Available records:
━━━━━━━━━━
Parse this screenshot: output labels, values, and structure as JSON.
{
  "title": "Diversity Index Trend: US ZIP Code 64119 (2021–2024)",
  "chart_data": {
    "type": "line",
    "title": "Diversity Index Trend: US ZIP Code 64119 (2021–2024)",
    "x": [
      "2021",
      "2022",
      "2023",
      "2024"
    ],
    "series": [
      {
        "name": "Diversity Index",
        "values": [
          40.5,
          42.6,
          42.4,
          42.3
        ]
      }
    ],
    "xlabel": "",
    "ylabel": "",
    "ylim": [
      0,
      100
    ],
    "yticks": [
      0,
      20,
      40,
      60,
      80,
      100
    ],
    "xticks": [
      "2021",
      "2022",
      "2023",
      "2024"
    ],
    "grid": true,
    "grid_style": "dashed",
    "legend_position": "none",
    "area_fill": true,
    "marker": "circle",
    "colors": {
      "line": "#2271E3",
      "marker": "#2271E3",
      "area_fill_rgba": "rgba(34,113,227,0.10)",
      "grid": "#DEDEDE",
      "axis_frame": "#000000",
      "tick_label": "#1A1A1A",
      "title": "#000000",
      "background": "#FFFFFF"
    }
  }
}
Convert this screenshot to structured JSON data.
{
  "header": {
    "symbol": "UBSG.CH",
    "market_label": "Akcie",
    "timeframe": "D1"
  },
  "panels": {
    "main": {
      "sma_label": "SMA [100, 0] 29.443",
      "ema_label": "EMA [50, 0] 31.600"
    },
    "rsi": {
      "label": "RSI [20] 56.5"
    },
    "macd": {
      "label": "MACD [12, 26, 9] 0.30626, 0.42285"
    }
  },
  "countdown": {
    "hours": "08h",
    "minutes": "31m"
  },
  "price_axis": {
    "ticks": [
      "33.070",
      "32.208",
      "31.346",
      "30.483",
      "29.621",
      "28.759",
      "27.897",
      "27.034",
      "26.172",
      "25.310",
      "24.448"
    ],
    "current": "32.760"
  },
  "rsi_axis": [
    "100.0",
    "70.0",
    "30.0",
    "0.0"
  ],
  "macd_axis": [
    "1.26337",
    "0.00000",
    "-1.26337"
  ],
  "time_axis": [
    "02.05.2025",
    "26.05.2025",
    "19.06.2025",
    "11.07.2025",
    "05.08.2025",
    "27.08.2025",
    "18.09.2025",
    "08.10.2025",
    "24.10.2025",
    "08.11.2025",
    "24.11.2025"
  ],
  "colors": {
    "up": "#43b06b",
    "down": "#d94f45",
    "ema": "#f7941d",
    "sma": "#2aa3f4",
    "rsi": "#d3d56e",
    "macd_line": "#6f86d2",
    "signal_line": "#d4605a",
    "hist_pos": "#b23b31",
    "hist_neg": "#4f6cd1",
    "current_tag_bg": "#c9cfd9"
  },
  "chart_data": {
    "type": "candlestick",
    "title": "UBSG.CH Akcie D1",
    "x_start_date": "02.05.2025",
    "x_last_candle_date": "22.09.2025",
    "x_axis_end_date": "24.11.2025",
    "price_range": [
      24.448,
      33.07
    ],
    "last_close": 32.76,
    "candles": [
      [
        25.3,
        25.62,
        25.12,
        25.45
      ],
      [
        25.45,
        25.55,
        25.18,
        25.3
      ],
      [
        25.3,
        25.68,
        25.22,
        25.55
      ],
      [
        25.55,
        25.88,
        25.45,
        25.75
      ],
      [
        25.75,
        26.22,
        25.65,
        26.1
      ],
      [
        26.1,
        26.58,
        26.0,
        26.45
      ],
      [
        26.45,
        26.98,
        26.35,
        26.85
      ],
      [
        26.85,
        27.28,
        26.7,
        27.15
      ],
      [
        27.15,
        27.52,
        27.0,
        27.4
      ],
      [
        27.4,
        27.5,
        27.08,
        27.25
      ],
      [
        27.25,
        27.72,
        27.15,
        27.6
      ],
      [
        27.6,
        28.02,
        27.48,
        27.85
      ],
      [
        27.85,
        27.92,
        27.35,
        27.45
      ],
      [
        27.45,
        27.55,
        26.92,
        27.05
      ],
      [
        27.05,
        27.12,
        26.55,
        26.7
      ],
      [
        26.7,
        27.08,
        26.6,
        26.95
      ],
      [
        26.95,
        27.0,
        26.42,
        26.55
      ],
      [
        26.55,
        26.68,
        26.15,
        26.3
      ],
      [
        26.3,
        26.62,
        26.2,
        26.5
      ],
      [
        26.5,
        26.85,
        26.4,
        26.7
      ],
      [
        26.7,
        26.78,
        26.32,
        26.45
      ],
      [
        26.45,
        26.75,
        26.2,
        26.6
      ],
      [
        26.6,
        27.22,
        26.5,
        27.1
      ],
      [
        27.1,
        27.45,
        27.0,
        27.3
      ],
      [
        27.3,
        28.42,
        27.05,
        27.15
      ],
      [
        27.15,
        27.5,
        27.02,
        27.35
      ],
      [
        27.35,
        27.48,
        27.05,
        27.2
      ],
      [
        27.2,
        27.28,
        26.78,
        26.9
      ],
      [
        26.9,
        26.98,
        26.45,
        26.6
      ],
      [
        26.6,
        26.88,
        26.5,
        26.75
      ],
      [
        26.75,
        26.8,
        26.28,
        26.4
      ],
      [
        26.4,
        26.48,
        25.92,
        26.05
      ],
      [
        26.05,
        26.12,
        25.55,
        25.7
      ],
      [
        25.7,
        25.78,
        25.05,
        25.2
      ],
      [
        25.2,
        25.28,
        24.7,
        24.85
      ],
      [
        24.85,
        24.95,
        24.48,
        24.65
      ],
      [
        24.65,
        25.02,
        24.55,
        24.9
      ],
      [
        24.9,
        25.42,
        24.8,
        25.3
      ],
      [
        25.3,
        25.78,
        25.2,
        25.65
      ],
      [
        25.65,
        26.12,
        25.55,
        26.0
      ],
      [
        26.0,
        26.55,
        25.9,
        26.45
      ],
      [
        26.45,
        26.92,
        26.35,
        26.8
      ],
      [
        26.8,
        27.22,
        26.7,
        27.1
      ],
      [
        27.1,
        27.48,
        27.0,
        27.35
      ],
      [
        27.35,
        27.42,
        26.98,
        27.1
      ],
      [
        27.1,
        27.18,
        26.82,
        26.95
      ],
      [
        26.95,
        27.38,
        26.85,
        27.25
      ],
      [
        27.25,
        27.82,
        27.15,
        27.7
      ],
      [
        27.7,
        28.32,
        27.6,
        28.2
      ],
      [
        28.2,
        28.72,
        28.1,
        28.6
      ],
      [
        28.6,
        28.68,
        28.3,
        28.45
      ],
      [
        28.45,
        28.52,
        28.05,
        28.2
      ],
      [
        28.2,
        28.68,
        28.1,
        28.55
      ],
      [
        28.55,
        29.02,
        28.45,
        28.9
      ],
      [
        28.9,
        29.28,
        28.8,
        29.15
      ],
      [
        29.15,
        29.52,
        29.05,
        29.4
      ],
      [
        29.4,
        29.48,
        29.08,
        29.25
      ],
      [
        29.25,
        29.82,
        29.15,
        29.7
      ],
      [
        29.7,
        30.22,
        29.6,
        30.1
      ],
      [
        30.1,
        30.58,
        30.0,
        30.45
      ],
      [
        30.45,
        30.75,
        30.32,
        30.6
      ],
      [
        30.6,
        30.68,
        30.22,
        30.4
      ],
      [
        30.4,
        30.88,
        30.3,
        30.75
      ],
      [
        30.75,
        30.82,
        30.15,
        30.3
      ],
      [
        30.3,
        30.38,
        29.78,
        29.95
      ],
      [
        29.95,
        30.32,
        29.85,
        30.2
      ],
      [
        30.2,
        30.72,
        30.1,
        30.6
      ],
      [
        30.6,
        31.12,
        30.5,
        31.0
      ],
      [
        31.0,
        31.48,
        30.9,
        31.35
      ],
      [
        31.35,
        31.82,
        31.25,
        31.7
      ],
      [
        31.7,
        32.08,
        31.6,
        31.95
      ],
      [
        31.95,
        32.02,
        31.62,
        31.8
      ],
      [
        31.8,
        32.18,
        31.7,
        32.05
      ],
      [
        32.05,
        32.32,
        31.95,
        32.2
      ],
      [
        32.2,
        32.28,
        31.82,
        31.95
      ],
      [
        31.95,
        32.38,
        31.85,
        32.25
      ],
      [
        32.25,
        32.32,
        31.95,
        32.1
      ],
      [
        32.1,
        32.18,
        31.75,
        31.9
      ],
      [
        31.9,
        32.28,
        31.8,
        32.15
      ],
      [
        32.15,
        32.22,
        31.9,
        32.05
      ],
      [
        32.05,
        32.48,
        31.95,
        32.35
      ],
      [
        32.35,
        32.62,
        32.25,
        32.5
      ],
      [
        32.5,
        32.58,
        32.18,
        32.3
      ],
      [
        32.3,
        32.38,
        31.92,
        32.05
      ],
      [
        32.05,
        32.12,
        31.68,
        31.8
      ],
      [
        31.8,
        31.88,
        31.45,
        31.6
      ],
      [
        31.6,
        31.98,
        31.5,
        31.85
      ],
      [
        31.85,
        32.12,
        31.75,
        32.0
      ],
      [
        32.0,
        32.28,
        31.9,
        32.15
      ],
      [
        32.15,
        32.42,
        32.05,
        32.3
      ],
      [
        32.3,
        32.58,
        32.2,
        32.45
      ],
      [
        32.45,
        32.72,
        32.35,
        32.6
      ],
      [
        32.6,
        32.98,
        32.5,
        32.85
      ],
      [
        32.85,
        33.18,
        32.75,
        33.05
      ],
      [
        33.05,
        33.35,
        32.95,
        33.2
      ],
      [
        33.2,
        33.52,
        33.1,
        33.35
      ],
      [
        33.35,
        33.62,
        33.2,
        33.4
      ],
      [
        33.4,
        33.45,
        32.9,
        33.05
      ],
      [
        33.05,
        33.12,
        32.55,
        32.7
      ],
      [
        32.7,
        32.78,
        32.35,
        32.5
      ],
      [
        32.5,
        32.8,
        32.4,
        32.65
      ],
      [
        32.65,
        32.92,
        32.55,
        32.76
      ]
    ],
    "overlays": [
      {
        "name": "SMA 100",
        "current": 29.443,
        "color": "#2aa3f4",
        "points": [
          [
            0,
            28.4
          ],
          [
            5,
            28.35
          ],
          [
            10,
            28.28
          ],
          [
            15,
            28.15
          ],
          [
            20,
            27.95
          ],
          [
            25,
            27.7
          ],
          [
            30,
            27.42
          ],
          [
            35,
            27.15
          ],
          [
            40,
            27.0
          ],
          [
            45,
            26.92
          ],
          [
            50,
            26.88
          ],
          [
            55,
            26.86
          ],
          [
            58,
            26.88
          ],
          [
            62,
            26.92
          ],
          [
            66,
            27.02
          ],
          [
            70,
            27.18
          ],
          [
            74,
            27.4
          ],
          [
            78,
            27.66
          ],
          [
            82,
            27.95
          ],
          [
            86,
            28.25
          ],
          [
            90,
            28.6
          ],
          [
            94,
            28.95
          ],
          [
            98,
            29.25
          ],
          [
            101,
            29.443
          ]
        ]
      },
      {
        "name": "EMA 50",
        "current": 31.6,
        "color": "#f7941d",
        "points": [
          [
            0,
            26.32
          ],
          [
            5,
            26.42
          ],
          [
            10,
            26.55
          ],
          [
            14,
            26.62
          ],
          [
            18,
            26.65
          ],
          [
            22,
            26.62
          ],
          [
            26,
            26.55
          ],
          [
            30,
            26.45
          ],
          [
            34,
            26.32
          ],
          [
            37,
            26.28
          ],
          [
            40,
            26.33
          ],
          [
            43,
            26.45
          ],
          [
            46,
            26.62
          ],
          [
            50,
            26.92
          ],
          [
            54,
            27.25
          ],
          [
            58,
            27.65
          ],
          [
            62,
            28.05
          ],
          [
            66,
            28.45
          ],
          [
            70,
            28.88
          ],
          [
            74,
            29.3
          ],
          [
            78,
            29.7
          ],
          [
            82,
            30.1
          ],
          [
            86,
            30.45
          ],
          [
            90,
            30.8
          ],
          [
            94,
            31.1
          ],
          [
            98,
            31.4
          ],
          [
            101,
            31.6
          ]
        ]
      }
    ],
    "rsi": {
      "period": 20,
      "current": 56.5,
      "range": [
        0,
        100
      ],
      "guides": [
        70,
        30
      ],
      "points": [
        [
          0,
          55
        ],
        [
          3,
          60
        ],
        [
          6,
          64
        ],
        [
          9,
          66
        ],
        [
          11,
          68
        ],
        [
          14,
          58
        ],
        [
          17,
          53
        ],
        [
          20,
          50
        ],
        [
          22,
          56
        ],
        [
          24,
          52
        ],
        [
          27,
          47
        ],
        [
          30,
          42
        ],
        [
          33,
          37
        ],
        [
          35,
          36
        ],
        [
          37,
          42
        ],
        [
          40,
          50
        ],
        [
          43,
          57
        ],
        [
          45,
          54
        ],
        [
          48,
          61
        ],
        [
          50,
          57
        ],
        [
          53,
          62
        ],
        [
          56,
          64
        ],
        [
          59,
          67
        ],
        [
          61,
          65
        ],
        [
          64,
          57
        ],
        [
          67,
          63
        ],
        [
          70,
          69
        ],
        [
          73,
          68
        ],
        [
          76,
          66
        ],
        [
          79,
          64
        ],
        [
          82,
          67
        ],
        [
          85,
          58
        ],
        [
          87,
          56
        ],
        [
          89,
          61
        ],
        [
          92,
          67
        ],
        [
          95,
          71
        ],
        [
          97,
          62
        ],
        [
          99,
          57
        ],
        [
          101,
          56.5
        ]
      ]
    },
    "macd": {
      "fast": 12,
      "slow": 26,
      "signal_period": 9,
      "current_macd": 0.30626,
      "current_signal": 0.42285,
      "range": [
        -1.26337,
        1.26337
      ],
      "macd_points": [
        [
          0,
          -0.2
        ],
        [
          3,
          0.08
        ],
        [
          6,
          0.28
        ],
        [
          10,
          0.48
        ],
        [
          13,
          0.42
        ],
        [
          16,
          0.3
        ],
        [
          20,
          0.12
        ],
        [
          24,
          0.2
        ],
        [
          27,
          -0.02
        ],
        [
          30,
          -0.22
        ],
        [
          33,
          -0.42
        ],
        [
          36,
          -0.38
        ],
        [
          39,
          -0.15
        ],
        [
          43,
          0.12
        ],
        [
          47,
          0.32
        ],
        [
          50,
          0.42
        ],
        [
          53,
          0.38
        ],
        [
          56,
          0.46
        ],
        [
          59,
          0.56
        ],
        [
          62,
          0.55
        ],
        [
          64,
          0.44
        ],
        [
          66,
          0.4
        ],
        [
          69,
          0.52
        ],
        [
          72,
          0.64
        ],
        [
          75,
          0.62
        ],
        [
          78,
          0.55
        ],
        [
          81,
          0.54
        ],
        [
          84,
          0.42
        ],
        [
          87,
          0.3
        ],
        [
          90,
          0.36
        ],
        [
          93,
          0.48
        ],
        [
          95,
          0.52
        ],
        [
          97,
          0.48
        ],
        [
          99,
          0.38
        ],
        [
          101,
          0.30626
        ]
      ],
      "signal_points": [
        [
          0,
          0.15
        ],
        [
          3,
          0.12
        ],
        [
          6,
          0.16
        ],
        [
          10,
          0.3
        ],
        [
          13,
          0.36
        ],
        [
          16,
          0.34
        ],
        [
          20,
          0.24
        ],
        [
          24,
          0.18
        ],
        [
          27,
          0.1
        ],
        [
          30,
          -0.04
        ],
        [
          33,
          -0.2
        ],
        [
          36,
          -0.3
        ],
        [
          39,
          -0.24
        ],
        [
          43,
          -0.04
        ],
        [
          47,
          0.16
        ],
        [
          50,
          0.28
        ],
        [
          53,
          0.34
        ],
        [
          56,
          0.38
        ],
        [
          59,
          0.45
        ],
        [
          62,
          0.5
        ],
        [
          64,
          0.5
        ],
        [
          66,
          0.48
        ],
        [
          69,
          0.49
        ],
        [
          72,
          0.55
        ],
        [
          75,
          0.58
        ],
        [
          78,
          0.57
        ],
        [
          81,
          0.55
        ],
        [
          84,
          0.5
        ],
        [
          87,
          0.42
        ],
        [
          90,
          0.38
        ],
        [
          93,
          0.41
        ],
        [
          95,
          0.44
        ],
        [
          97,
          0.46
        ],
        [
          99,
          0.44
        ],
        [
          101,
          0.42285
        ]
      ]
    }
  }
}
━━━━━━━━━━
Problem to solve:
From the listing, copy each line containing the word "screenshot".

Exercise output:
Parse this screenshot: output labels, values, and structure as JSON.
Convert this screenshot to structured JSON data.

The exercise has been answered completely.